SET PROBLEM –
Make an exact copy of the records, with the pictures left out.

INFORMATION GIVEN –
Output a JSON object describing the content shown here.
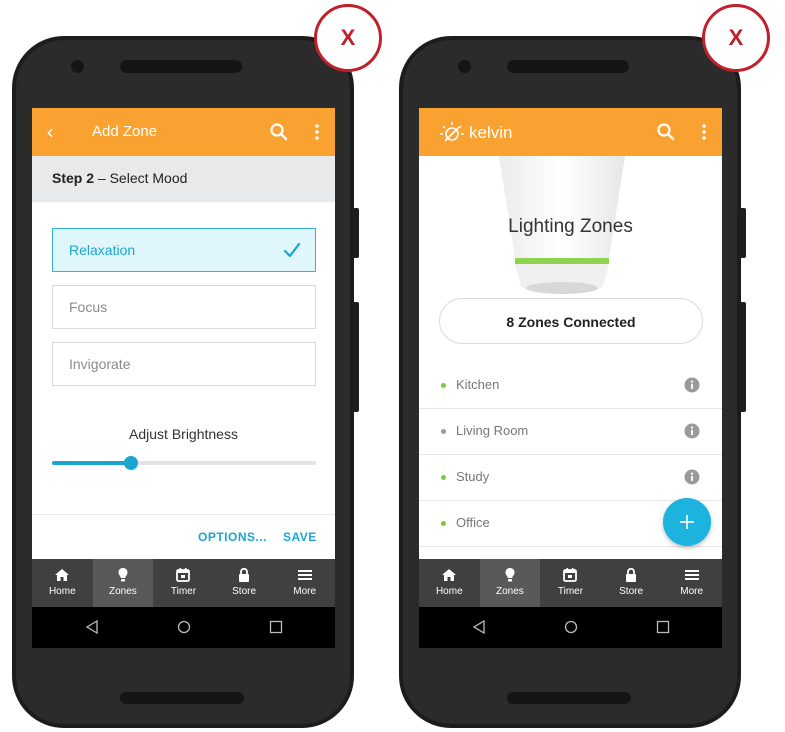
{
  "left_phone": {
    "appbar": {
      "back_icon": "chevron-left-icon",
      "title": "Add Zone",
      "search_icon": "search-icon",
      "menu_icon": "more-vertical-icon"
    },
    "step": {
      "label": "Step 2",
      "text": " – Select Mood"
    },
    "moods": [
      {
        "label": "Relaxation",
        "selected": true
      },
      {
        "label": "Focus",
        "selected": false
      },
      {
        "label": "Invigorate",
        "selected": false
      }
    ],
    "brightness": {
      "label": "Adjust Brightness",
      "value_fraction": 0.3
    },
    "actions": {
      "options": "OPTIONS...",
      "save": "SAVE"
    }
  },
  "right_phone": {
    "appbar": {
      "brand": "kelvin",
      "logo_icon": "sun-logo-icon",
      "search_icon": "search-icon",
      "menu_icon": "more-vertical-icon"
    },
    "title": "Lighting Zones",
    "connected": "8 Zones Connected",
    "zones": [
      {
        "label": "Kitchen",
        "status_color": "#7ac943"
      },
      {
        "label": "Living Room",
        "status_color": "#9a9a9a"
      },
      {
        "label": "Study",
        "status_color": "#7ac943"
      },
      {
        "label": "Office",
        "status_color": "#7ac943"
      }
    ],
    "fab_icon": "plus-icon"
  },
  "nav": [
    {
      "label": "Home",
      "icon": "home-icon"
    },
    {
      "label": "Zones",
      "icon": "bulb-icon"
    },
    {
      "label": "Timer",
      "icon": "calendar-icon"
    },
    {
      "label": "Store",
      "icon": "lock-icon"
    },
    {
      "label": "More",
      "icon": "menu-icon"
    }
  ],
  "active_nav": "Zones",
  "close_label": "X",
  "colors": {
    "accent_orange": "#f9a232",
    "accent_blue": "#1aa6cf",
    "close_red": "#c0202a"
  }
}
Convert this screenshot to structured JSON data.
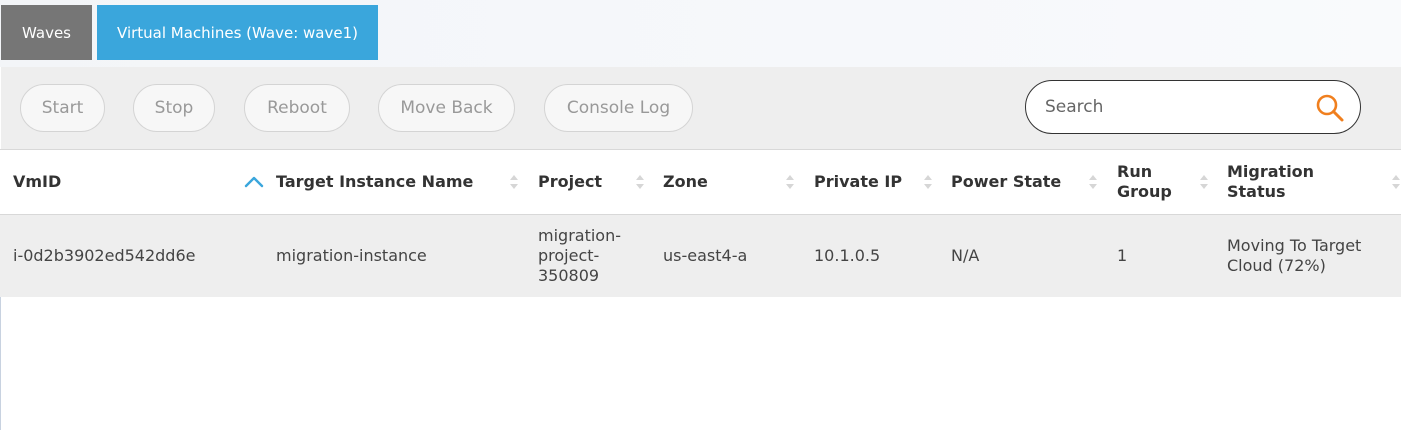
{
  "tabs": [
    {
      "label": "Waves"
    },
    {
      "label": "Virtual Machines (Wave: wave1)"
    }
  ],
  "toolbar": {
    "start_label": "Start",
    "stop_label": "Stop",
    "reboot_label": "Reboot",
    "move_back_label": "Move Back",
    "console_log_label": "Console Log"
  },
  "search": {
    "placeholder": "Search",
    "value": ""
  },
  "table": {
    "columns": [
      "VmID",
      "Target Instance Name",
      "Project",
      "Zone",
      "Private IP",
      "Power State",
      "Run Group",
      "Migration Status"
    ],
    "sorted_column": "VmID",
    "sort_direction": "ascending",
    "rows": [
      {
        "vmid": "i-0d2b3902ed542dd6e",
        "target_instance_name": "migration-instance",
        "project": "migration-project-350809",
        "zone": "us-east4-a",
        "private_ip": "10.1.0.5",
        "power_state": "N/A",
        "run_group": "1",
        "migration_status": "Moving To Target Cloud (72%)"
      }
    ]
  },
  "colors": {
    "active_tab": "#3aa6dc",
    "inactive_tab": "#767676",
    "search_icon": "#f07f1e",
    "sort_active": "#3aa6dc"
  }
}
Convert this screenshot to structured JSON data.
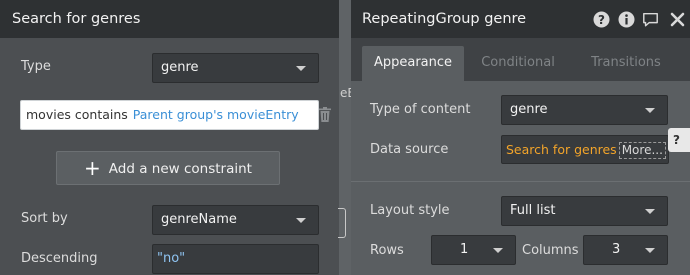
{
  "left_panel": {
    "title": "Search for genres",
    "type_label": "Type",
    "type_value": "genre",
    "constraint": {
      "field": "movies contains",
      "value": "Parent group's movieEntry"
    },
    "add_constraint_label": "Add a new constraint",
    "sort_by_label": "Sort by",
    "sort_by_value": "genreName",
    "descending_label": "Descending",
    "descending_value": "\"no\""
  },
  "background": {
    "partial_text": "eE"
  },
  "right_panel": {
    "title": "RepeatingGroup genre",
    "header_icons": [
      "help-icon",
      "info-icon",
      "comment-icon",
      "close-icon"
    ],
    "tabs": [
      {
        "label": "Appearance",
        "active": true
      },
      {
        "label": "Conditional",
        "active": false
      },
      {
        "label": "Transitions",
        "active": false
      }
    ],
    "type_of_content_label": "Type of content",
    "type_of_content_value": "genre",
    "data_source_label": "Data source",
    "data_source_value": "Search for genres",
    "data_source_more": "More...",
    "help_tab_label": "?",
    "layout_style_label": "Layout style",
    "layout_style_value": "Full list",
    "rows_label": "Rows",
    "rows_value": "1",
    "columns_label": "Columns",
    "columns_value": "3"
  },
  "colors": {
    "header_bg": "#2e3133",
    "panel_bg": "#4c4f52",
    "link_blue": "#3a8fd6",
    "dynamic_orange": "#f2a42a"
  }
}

RESPONSE TO THIS TASK –
Output a JSON object describing the content shown here.
{
  "left_phone": {
    "appbar": {
      "back_icon": "chevron-left-icon",
      "title": "Add Zone",
      "search_icon": "search-icon",
      "menu_icon": "more-vertical-icon"
    },
    "step": {
      "label": "Step 2",
      "text": " – Select Mood"
    },
    "moods": [
      {
        "label": "Relaxation",
        "selected": true
      },
      {
        "label": "Focus",
        "selected": false
      },
      {
        "label": "Invigorate",
        "selected": false
      }
    ],
    "brightness": {
      "label": "Adjust Brightness",
      "value_fraction": 0.3
    },
    "actions": {
      "options": "OPTIONS...",
      "save": "SAVE"
    }
  },
  "right_phone": {
    "appbar": {
      "brand": "kelvin",
      "logo_icon": "sun-logo-icon",
      "search_icon": "search-icon",
      "menu_icon": "more-vertical-icon"
    },
    "title": "Lighting Zones",
    "connected": "8 Zones Connected",
    "zones": [
      {
        "label": "Kitchen",
        "status_color": "#7ac943"
      },
      {
        "label": "Living Room",
        "status_color": "#9a9a9a"
      },
      {
        "label": "Study",
        "status_color": "#7ac943"
      },
      {
        "label": "Office",
        "status_color": "#7ac943"
      }
    ],
    "fab_icon": "plus-icon"
  },
  "nav": [
    {
      "label": "Home",
      "icon": "home-icon"
    },
    {
      "label": "Zones",
      "icon": "bulb-icon"
    },
    {
      "label": "Timer",
      "icon": "calendar-icon"
    },
    {
      "label": "Store",
      "icon": "lock-icon"
    },
    {
      "label": "More",
      "icon": "menu-icon"
    }
  ],
  "active_nav": "Zones",
  "close_label": "X",
  "colors": {
    "accent_orange": "#f9a232",
    "accent_blue": "#1aa6cf",
    "close_red": "#c0202a"
  }
}
Convert this screenshot to structured JSON data.
{
  "tabs": [
    {
      "label": "Waves"
    },
    {
      "label": "Virtual Machines (Wave: wave1)"
    }
  ],
  "toolbar": {
    "start_label": "Start",
    "stop_label": "Stop",
    "reboot_label": "Reboot",
    "move_back_label": "Move Back",
    "console_log_label": "Console Log"
  },
  "search": {
    "placeholder": "Search",
    "value": ""
  },
  "table": {
    "columns": [
      "VmID",
      "Target Instance Name",
      "Project",
      "Zone",
      "Private IP",
      "Power State",
      "Run Group",
      "Migration Status"
    ],
    "sorted_column": "VmID",
    "sort_direction": "ascending",
    "rows": [
      {
        "vmid": "i-0d2b3902ed542dd6e",
        "target_instance_name": "migration-instance",
        "project": "migration-project-350809",
        "zone": "us-east4-a",
        "private_ip": "10.1.0.5",
        "power_state": "N/A",
        "run_group": "1",
        "migration_status": "Moving To Target Cloud (72%)"
      }
    ]
  },
  "colors": {
    "active_tab": "#3aa6dc",
    "inactive_tab": "#767676",
    "search_icon": "#f07f1e",
    "sort_active": "#3aa6dc"
  }
}
Convert this screenshot to structured JSON data.
{
  "left_panel": {
    "title": "Search for genres",
    "type_label": "Type",
    "type_value": "genre",
    "constraint": {
      "field": "movies contains",
      "value": "Parent group's movieEntry"
    },
    "add_constraint_label": "Add a new constraint",
    "sort_by_label": "Sort by",
    "sort_by_value": "genreName",
    "descending_label": "Descending",
    "descending_value": "\"no\""
  },
  "background": {
    "partial_text": "eE"
  },
  "right_panel": {
    "title": "RepeatingGroup genre",
    "header_icons": [
      "help-icon",
      "info-icon",
      "comment-icon",
      "close-icon"
    ],
    "tabs": [
      {
        "label": "Appearance",
        "active": true
      },
      {
        "label": "Conditional",
        "active": false
      },
      {
        "label": "Transitions",
        "active": false
      }
    ],
    "type_of_content_label": "Type of content",
    "type_of_content_value": "genre",
    "data_source_label": "Data source",
    "data_source_value": "Search for genres",
    "data_source_more": "More...",
    "help_tab_label": "?",
    "layout_style_label": "Layout style",
    "layout_style_value": "Full list",
    "rows_label": "Rows",
    "rows_value": "1",
    "columns_label": "Columns",
    "columns_value": "3"
  },
  "colors": {
    "header_bg": "#2e3133",
    "panel_bg": "#4c4f52",
    "link_blue": "#3a8fd6",
    "dynamic_orange": "#f2a42a"
  }
}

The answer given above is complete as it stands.